» TASK PROMPT:
Can you print the stretch of the bad-interfaces thread below from "An office where" through "every time. Pointless.", word for word?

» ARTICLE:
Scott Adams on Bad Interfaces - dan_sim
http://dilbert.com/blog/entry/bad_interfaces/
======
edw519
Bad design is _everywhere_...

My old microwave oven had one control, a dial. Just put the food in and turn
it. The whole dial represented 12 minutes, so just estimate how far to turn
it. My new microwave has 22 buttons. I forget which is which. I have to turn
on the lights and get my glasses.

The previous owner installed vertical blinds on the double hung windows. Think
about that. Impossible to have open windows without endless noise and
movement.

An office where I work is near an airport. They have a key card system that
beeps with a successful swipe. So you can't hear the beep when an airplane is
passing overhead (every 5 minutes) and have to wait until it's gone to get
into the building.

Another office has "gone green" and installed motion sensors everywhere to
turn off lights not being used. Good luck finishing up in the restroom if
you've been sitting too long.

Some of my software asks "Save before exit?" _whether I've changed anything or
not_. I got so tired of trying to remember if I had updated or only viewed, I
just click "Yes" every time. Pointless.

Every time the garbage truck drops the dumpster back down next door, 3 car
alarms go off. No one ever responds, because they assume that it's a false
alarm. Not that big a deal until the garbage truck shows up at 4:00 a.m. on
Saturday.

My TV remote has 33 buttons. So they're so small, you have to stop and look at
it to hit "Mute" or "Last Channel", the only 2 buttons I ever use. Who
designed this thing, a munchkin?

» DATASET EXTRACT:
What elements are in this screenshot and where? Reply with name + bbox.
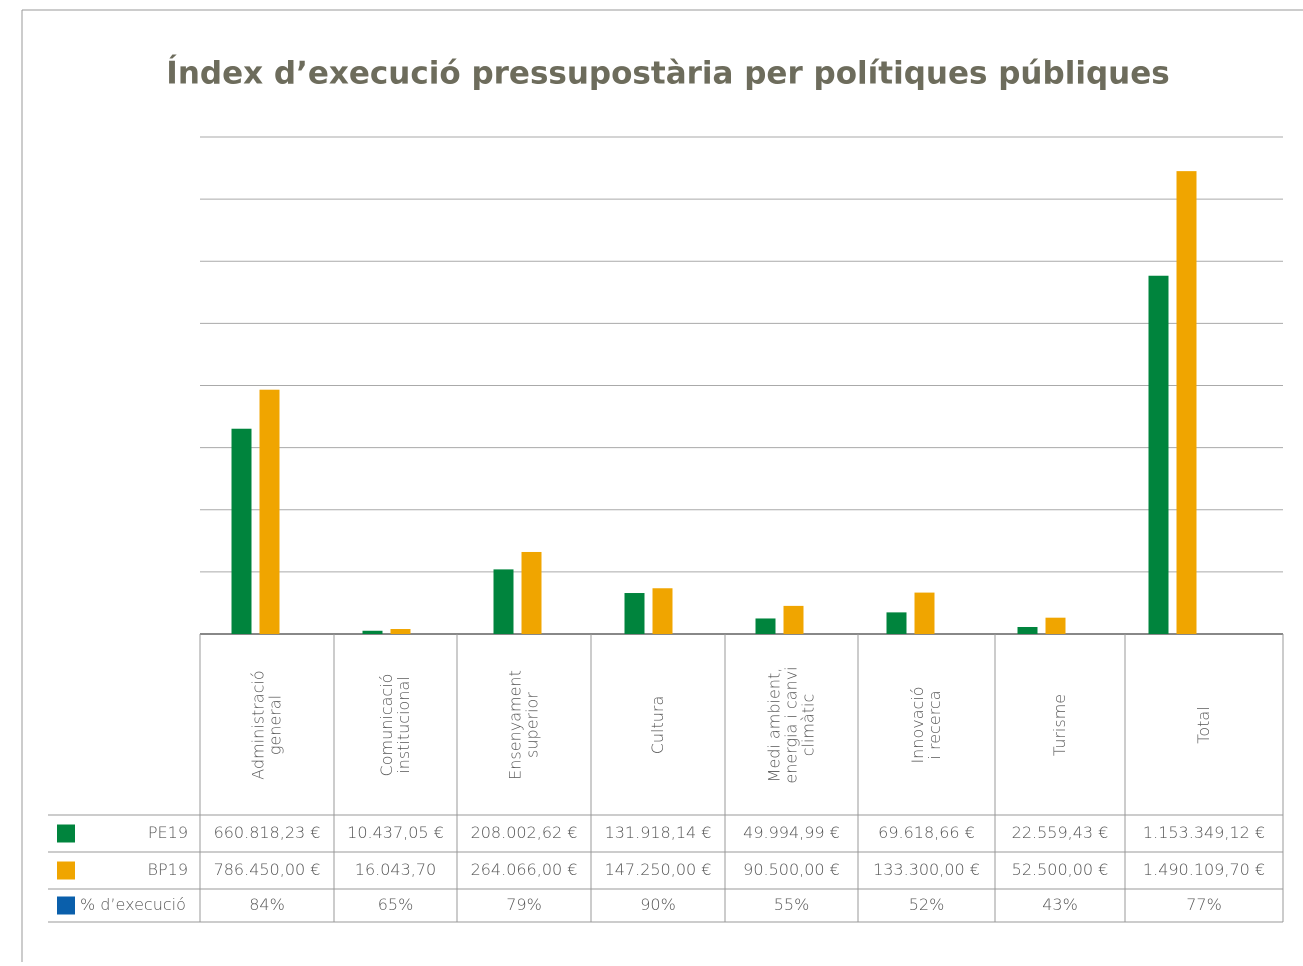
- table-cell: 1.153.349,12 €: [1143, 823, 1265, 842]
- category-label-line: Administració: [248, 670, 267, 779]
- table-cell: 16.043,70: [355, 860, 436, 879]
- category-label-line: institucional: [394, 676, 413, 773]
- table-cell: 10.437,05 €: [347, 823, 444, 842]
- bar: [755, 618, 776, 634]
- category-label: Innovaciói recerca: [908, 686, 944, 763]
- table-cell: 90.500,00 €: [743, 860, 840, 879]
- category-label: Total: [1194, 706, 1213, 743]
- table-cell: 77%: [1186, 895, 1222, 914]
- bar: [362, 630, 383, 634]
- table-cell: 133.300,00 €: [873, 860, 980, 879]
- category-label-line: Innovació: [908, 686, 927, 763]
- category-label-line: Cultura: [648, 696, 667, 755]
- category-label: Administraciógeneral: [248, 670, 284, 779]
- bar: [493, 569, 514, 634]
- bar: [1045, 617, 1066, 634]
- table-cell: 55%: [774, 895, 810, 914]
- legend-swatch: [57, 861, 75, 880]
- table-cell: 49.994,99 €: [743, 823, 840, 842]
- bar: [886, 612, 907, 634]
- category-label-line: Medi ambient,: [764, 668, 783, 783]
- category-label-line: superior: [522, 692, 541, 758]
- bar: [914, 592, 935, 634]
- bar: [390, 629, 411, 634]
- category-label-line: energia i canvi: [781, 666, 800, 783]
- bar: [624, 593, 645, 634]
- legend-swatch: [57, 896, 75, 915]
- legend-label: % d’execució: [80, 895, 186, 914]
- category-label-line: general: [265, 695, 284, 755]
- category-label: Medi ambient,energia i canviclimàtic: [764, 666, 817, 783]
- table-cell: 147.250,00 €: [605, 860, 712, 879]
- bar: [1148, 275, 1169, 634]
- category-label: Comunicacióinstitucional: [377, 674, 413, 777]
- table-cell: 208.002,62 €: [471, 823, 578, 842]
- bar: [1176, 171, 1197, 634]
- category-label: Ensenyamentsuperior: [505, 670, 541, 780]
- table-cell: 264.066,00 €: [471, 860, 578, 879]
- bar: [1017, 626, 1038, 634]
- legend-label: BP19: [148, 860, 188, 879]
- category-label: Turisme: [1050, 694, 1069, 756]
- table-cell: 660.818,23 €: [214, 823, 321, 842]
- category-label-line: i recerca: [925, 690, 944, 759]
- bar: [652, 588, 673, 634]
- bar: [259, 389, 280, 634]
- category-label-line: climàtic: [798, 694, 817, 757]
- bar: [231, 428, 252, 634]
- table-cell: 52%: [909, 895, 945, 914]
- table-cell: 43%: [1042, 895, 1078, 914]
- legend-swatch: [57, 824, 75, 843]
- category-label-line: Total: [1194, 706, 1213, 743]
- category-label: Cultura: [648, 696, 667, 755]
- table-cell: 22.559,43 €: [1012, 823, 1109, 842]
- bar: [521, 551, 542, 634]
- table-cell: 131.918,14 €: [605, 823, 712, 842]
- table-cell: 84%: [249, 895, 285, 914]
- category-label-line: Ensenyament: [505, 670, 524, 780]
- table-cell: 1.490.109,70 €: [1143, 860, 1265, 879]
- table-cell: 79%: [506, 895, 542, 914]
- table-cell: 69.618,66 €: [878, 823, 975, 842]
- table-cell: 52.500,00 €: [1012, 860, 1109, 879]
- chart-title: Índex d’execució pressupostària per polí…: [166, 56, 1169, 92]
- legend-label: PE19: [148, 823, 188, 842]
- table-cell: 65%: [378, 895, 414, 914]
- bar: [783, 605, 804, 634]
- table-cell: 786.450,00 €: [214, 860, 321, 879]
- category-label-line: Comunicació: [377, 674, 396, 777]
- table-cell: 90%: [640, 895, 676, 914]
- category-label-line: Turisme: [1050, 694, 1069, 756]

» SOLVED PROBLEM:
An office where I work is near an airport. They have a key card system that
beeps with a successful swipe. So you can't hear the beep when an airplane is
passing overhead (every 5 minutes) and have to wait until it's gone to get
into the building.

Another office has "gone green" and installed motion sensors everywhere to
turn off lights not being used. Good luck finishing up in the restroom if
you've been sitting too long.

Some of my software asks "Save before exit?" _whether I've changed anything or
not_. I got so tired of trying to remember if I had updated or only viewed, I
just click "Yes" every time. Pointless.